What is needed =
Report how many lines below contain the string "group", giving only the number.

Supplied data =

───

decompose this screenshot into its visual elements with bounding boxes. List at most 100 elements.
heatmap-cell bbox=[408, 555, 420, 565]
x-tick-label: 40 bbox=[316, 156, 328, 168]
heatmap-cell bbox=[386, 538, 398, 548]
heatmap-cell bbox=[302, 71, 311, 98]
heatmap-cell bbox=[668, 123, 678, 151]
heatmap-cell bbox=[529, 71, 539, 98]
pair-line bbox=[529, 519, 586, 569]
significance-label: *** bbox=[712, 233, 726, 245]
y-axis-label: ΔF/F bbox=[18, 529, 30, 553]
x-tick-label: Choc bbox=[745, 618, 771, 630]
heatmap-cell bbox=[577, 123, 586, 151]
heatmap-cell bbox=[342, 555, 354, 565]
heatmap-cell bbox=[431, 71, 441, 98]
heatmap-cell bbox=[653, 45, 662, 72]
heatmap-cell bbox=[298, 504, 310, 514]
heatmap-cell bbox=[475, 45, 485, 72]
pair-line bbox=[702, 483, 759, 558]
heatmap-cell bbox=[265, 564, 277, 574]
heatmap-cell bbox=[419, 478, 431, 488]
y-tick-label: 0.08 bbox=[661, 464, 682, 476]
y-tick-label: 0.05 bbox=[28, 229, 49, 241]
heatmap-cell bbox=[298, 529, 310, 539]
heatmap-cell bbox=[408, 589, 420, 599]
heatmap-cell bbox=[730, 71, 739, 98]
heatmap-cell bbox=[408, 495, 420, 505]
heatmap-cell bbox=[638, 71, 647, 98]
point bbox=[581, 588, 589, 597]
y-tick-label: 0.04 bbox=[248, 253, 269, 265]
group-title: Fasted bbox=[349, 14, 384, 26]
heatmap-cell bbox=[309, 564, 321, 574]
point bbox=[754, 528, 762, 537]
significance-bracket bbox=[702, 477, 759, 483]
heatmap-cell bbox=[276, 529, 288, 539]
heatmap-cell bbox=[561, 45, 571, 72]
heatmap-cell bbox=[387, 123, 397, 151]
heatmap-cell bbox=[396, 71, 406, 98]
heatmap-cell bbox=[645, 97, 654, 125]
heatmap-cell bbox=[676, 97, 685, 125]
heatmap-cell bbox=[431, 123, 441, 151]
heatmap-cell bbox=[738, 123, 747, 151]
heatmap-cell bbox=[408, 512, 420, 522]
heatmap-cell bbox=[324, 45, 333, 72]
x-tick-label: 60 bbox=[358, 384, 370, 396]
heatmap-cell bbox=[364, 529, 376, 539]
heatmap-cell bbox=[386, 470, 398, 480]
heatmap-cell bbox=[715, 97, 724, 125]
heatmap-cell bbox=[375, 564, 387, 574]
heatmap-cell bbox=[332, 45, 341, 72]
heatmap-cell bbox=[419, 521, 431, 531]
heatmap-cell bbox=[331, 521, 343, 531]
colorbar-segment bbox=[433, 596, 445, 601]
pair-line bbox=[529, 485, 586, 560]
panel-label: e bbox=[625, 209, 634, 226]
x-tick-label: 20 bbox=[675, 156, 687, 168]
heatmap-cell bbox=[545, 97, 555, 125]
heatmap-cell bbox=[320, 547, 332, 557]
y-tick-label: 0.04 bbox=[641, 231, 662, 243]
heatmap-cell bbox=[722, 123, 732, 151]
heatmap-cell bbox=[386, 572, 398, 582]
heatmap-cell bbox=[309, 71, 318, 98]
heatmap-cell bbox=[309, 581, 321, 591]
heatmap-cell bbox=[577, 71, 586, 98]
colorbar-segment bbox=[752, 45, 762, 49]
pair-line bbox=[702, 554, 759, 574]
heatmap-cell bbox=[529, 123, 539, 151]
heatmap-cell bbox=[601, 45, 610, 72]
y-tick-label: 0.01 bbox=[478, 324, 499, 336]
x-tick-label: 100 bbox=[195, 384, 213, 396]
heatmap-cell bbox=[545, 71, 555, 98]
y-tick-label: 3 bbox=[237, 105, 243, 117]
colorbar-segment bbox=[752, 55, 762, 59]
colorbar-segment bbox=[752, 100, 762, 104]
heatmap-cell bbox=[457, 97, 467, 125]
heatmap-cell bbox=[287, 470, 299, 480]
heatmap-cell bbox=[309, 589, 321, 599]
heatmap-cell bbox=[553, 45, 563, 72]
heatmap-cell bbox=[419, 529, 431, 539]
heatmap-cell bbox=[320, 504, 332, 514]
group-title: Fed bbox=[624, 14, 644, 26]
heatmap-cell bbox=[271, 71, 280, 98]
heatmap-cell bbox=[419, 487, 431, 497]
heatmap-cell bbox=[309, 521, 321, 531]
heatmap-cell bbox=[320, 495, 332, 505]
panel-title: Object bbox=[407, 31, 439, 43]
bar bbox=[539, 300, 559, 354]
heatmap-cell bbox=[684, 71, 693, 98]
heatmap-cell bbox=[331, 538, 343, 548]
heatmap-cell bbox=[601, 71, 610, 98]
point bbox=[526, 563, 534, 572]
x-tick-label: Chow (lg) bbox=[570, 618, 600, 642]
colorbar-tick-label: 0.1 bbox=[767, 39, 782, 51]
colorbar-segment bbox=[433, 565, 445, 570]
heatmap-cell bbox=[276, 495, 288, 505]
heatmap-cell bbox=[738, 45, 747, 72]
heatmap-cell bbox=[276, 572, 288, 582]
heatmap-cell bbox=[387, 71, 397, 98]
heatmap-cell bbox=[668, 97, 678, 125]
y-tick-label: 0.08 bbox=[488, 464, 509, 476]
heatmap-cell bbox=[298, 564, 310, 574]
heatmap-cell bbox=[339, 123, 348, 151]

───

Solution for this problem =
2